-- Begin --

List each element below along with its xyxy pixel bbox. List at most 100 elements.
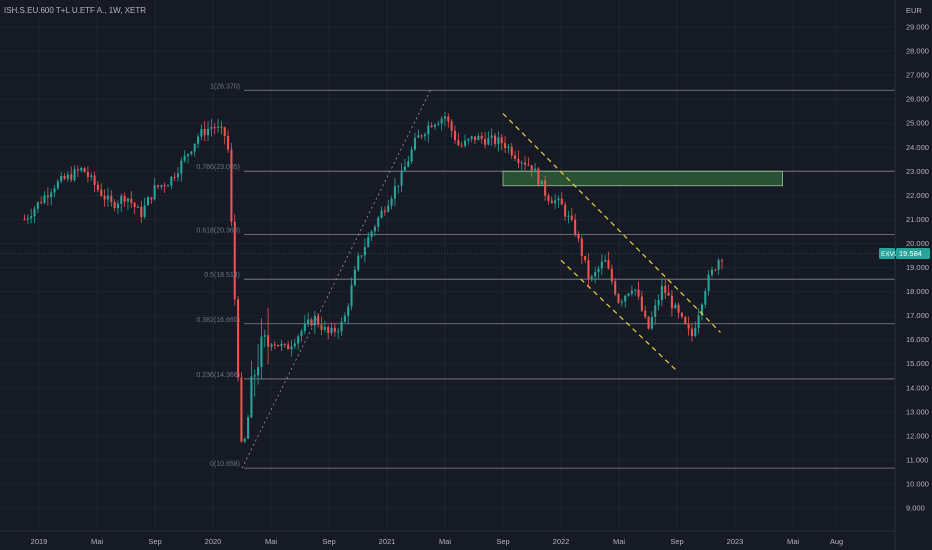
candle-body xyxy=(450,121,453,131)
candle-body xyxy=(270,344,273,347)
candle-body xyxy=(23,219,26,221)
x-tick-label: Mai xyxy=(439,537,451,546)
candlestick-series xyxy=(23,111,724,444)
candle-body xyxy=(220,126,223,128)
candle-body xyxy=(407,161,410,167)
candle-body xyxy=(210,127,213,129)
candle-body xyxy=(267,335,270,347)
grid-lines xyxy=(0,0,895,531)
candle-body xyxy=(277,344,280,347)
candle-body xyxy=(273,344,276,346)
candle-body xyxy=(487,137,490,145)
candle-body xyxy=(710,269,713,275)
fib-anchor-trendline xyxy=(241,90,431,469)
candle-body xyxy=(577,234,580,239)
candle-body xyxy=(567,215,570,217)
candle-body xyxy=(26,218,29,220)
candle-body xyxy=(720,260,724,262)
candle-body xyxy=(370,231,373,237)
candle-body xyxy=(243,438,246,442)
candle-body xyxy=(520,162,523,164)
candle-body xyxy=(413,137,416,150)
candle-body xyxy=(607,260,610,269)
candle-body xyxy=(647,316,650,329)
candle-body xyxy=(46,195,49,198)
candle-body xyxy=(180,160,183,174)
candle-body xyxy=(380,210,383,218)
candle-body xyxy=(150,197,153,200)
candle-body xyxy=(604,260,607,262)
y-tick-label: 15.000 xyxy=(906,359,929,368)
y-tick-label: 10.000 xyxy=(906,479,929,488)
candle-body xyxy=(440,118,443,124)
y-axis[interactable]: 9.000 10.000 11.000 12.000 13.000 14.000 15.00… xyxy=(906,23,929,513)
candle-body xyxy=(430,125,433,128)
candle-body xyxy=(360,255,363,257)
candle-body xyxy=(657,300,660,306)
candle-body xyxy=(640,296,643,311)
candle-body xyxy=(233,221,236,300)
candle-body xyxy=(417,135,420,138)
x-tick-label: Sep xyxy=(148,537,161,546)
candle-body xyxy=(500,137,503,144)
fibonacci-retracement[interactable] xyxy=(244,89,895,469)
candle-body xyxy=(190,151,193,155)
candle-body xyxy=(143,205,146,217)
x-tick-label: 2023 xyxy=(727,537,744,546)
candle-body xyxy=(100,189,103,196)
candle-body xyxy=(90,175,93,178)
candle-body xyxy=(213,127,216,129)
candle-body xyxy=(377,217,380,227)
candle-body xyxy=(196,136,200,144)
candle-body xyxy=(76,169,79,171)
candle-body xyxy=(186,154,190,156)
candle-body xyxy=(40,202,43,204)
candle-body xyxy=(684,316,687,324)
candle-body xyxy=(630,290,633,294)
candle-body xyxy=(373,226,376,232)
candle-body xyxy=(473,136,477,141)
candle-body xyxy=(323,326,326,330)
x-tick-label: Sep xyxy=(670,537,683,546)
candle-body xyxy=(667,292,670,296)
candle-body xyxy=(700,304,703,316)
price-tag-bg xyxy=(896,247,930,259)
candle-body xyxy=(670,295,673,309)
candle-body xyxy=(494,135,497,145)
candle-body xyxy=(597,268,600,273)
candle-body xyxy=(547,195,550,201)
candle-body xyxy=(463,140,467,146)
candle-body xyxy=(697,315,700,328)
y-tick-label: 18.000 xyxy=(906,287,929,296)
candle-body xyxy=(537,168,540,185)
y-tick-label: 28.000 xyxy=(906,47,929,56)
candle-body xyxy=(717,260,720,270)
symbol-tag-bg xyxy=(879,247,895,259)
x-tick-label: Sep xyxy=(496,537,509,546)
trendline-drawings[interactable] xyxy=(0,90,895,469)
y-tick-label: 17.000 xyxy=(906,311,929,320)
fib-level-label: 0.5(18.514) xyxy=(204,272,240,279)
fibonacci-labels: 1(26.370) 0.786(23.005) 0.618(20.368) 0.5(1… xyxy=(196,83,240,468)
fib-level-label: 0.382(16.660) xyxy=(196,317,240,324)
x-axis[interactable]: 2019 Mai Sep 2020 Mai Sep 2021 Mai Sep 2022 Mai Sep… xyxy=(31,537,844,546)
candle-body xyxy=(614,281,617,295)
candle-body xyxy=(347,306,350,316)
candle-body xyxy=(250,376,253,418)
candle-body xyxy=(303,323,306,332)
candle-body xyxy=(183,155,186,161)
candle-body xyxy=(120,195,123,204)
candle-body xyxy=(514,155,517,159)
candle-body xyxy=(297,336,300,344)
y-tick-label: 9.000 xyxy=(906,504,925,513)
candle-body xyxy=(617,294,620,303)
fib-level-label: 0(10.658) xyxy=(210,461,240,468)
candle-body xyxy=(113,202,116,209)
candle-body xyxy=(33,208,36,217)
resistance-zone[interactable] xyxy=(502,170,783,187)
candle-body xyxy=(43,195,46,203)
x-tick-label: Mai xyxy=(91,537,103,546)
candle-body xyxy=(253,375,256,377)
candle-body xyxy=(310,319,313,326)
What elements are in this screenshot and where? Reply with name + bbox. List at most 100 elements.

-- End --
-- Begin --

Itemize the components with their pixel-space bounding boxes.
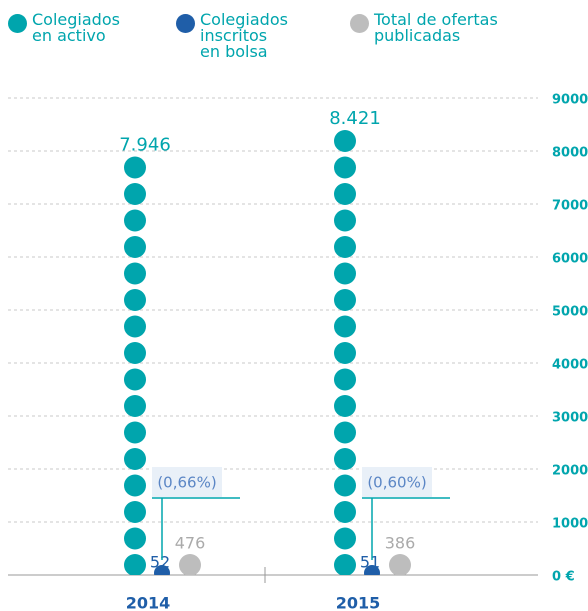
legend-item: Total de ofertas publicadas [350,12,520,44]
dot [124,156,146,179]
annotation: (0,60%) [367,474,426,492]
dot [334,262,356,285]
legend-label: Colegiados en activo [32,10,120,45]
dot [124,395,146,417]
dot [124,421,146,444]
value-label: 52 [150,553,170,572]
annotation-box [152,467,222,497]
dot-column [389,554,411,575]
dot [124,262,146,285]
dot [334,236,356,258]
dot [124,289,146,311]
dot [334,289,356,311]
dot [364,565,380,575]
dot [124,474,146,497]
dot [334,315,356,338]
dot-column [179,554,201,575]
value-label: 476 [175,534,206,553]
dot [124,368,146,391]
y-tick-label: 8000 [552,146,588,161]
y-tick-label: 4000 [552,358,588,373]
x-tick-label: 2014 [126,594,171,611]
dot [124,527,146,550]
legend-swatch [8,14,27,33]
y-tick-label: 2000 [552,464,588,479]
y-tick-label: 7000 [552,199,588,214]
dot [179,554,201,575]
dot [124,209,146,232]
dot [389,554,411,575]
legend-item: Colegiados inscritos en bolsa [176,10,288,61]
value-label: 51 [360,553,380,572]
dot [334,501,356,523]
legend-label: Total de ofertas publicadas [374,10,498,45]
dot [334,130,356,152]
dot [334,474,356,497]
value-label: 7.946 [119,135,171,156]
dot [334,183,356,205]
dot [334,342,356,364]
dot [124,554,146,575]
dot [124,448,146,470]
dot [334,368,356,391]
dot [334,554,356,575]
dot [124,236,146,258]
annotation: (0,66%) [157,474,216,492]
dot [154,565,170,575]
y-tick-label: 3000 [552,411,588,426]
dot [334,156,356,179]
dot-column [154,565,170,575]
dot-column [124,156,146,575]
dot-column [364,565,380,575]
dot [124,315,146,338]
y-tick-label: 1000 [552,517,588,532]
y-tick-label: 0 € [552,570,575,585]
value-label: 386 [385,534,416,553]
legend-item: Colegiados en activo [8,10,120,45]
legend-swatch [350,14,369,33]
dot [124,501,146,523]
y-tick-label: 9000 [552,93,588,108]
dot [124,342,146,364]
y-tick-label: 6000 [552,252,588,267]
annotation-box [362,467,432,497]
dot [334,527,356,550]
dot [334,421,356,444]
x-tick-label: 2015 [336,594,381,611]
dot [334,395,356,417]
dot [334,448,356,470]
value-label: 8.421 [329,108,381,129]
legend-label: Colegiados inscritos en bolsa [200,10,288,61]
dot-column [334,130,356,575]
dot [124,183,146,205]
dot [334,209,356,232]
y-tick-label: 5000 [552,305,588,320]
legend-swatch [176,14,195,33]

-- End --

## Requirement
Recast the lines as a Markdown table with the columns No. and Line, numbering each line and leaving out blank lines. Begin at the line that contains "legend-item: Total de" and stop after the line that contains "dot [179,554,201,575]".

## Result below
| No. | Line |
|---|---|
| 1 | legend-item: Total de ofertas publicadas [350,12,520,44] |
| 2 | dot [124,156,146,179] |
| 3 | annotation: (0,60%) [367,474,426,492] |
| 4 | dot [334,262,356,285] |
| 5 | legend-label: Colegiados en activo [32,10,120,45] |
| 6 | dot [124,395,146,417] |
| 7 | dot [124,421,146,444] |
| 8 | value-label: 52 [150,553,170,572] |
| 9 | annotation-box [152,467,222,497] |
| 10 | dot-column [389,554,411,575] |
| 11 | dot [124,262,146,285] |
| 12 | dot [334,236,356,258] |
| 13 | dot [124,289,146,311] |
| 14 | dot [334,289,356,311] |
| 15 | dot [364,565,380,575] |
| 16 | dot [124,474,146,497] |
| 17 | dot [334,315,356,338] |
| 18 | dot-column [179,554,201,575] |
| 19 | value-label: 476 [175,534,206,553] |
| 20 | dot [124,368,146,391] |
| 21 | y-tick-label: 8000 [552,146,588,161] |
| 22 | y-tick-label: 4000 [552,358,588,373] |
| 23 | x-tick-label: 2014 [126,594,171,611] |
| 24 | dot [124,527,146,550] |
| 25 | legend-swatch [8,14,27,33] |
| 26 | y-tick-label: 2000 [552,464,588,479] |
| 27 | y-tick-label: 7000 [552,199,588,214] |
| 28 | dot [179,554,201,575] |